▸ **SUPPLIED DATA**:

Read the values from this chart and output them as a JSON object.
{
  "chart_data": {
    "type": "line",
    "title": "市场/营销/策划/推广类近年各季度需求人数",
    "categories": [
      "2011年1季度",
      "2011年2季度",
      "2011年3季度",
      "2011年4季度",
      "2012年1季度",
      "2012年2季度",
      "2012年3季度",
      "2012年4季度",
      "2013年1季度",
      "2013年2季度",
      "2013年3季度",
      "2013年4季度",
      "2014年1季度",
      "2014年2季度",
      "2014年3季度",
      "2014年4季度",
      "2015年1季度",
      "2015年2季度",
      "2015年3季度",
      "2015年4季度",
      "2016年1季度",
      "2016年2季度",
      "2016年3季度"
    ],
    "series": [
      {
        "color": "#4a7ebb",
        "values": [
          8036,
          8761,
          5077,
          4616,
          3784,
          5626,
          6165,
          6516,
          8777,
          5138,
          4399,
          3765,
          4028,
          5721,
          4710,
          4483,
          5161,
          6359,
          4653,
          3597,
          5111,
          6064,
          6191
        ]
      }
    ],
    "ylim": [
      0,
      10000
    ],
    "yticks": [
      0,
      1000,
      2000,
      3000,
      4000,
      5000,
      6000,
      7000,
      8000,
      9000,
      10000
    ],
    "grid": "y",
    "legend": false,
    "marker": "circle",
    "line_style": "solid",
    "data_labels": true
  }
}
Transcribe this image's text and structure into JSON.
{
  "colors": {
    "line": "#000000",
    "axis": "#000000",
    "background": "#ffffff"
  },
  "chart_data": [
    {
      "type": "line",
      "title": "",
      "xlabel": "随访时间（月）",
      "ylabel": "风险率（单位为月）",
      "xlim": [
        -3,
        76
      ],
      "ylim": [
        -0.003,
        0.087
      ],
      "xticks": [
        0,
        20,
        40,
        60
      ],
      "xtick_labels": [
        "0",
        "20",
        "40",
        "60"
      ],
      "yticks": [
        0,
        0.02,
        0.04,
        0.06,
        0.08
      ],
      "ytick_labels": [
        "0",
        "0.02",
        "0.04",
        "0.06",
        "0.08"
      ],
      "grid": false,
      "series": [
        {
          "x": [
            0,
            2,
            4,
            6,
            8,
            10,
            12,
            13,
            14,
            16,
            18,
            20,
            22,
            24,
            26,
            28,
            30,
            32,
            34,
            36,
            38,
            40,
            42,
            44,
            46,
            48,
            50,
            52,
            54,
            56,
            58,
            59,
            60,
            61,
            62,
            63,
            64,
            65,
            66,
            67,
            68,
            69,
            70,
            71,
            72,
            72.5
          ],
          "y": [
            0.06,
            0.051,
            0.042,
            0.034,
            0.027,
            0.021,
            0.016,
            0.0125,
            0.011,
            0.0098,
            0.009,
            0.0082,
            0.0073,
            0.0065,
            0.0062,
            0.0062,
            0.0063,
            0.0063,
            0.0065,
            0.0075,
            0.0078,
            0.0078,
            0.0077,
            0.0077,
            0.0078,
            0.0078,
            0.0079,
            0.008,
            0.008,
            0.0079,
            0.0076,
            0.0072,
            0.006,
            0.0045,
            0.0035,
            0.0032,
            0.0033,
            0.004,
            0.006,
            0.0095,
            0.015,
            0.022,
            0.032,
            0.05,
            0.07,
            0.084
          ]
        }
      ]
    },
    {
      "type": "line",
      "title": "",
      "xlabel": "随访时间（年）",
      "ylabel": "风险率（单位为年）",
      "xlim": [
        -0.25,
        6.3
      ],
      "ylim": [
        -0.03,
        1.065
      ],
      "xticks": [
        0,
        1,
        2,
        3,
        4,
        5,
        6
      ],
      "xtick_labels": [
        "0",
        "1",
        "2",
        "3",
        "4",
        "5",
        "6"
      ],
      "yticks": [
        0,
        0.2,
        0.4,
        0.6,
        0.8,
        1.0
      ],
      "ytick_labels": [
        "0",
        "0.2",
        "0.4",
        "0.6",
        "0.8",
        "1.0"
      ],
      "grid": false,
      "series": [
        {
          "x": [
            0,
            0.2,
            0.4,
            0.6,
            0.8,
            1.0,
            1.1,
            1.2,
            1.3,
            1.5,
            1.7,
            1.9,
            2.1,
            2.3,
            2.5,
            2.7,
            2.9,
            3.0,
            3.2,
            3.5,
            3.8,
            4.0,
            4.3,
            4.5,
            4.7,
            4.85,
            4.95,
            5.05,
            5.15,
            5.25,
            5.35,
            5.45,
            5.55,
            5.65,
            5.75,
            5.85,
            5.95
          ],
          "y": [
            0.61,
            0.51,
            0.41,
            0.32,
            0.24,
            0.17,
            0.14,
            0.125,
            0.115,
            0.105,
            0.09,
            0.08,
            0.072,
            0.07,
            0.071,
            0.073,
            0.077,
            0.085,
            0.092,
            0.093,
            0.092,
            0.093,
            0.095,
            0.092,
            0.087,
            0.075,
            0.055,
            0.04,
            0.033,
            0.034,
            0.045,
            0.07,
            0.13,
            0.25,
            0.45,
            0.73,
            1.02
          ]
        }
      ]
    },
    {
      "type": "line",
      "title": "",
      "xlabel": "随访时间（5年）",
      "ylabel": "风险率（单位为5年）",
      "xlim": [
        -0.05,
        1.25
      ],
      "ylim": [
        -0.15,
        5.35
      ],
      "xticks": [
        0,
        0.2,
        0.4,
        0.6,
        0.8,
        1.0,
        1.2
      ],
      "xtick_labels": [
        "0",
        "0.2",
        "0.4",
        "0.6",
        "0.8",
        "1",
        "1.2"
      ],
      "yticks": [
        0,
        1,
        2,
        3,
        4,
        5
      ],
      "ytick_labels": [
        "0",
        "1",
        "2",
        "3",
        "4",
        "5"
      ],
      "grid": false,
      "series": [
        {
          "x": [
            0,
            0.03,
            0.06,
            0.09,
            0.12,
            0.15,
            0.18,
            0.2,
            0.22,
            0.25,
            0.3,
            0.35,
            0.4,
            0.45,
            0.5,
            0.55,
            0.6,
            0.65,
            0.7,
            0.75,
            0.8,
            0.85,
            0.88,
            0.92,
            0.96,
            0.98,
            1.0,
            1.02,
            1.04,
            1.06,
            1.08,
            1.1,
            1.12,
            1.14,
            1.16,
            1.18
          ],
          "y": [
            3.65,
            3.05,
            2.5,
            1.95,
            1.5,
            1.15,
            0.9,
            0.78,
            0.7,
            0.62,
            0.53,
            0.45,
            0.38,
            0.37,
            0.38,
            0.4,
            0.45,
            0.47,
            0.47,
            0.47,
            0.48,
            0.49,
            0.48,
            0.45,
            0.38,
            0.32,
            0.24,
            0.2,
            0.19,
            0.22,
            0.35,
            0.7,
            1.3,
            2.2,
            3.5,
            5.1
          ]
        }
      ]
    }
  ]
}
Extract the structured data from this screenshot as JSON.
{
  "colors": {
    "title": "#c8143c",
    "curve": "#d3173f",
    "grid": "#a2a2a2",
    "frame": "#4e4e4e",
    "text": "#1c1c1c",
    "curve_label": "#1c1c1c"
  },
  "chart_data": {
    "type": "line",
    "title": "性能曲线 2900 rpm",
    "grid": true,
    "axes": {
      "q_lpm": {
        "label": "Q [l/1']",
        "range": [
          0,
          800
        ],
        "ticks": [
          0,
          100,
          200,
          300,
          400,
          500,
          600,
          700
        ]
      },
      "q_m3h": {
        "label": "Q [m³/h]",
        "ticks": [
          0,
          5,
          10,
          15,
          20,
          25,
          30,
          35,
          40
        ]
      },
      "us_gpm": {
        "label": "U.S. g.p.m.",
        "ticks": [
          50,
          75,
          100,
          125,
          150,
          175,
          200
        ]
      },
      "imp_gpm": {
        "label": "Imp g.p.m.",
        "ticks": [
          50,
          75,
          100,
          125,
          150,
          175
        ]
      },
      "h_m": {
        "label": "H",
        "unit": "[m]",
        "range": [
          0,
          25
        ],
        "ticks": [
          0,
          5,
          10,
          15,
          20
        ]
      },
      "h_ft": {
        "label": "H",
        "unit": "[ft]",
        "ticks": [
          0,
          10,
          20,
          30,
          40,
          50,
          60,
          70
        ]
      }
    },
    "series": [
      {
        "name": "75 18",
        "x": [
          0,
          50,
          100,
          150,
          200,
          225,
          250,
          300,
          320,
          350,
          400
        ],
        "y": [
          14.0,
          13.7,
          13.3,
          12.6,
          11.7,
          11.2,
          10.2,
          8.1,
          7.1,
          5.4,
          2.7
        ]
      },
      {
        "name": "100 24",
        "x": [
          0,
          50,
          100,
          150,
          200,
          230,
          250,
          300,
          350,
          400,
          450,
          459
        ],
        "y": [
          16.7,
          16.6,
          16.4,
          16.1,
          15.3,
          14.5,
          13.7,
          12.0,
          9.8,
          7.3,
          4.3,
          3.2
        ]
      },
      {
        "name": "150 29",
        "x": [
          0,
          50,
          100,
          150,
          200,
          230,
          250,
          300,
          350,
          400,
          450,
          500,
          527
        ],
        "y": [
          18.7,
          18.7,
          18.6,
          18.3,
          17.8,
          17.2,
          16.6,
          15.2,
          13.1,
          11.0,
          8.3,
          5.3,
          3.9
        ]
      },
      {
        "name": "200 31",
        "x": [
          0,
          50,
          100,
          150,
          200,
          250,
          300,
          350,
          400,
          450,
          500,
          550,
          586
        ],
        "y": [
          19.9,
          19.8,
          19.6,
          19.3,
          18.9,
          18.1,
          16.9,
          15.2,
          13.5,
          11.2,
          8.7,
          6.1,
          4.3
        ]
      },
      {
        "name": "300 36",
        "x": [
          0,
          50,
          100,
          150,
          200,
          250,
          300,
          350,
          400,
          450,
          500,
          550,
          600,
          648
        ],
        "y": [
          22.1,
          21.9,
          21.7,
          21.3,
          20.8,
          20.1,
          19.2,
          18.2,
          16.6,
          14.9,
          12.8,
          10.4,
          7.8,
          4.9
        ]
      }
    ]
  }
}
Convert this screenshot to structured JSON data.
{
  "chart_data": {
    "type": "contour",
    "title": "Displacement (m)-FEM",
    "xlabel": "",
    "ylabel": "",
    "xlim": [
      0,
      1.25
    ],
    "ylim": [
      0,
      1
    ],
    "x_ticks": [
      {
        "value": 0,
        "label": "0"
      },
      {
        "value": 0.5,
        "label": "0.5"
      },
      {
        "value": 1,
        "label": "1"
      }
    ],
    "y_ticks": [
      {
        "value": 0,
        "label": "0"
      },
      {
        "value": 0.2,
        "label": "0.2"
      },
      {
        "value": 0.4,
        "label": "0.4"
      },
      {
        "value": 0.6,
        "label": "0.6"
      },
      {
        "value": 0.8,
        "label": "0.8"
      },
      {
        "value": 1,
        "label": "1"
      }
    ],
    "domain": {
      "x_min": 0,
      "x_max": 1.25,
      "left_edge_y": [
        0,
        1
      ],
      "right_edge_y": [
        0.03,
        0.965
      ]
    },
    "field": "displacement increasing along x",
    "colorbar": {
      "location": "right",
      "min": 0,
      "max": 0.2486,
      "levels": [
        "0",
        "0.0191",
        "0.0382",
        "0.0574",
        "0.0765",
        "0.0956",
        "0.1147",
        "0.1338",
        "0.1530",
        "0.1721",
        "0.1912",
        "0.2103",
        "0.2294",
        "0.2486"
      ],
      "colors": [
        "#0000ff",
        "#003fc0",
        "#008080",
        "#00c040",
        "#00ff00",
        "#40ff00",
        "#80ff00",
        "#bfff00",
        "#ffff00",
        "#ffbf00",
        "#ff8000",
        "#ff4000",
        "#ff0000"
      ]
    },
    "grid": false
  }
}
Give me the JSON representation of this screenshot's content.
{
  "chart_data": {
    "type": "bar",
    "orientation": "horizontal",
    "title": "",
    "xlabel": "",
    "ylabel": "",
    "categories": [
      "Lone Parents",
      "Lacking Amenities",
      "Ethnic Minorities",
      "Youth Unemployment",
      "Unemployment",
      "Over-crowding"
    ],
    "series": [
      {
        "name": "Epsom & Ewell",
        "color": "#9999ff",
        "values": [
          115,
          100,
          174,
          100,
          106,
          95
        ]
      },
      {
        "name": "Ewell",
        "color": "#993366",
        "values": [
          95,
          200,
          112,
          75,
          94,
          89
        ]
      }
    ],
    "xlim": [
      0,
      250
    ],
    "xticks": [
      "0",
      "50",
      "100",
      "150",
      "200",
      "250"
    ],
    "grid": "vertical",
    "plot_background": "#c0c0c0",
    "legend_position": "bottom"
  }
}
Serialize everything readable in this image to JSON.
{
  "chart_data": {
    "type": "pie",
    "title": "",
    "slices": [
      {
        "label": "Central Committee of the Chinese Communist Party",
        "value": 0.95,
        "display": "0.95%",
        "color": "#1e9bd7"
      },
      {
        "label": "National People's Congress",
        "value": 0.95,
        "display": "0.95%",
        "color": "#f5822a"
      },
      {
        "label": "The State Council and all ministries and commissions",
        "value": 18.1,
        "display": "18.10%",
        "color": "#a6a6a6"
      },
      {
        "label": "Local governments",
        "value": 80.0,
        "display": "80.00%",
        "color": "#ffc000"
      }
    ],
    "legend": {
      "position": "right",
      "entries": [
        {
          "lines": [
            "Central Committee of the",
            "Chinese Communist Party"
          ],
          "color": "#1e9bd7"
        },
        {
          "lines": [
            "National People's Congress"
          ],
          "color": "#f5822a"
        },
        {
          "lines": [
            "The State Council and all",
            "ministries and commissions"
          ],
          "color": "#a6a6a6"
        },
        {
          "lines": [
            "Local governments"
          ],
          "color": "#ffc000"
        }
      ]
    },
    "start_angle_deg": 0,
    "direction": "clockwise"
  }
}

▸ **DIRECTIONS**:
In the listing above, how many lines hold the word "Council"? Give the number and nothing more.

▸ **RESPONSE FOR THIS EXERCISE**:
2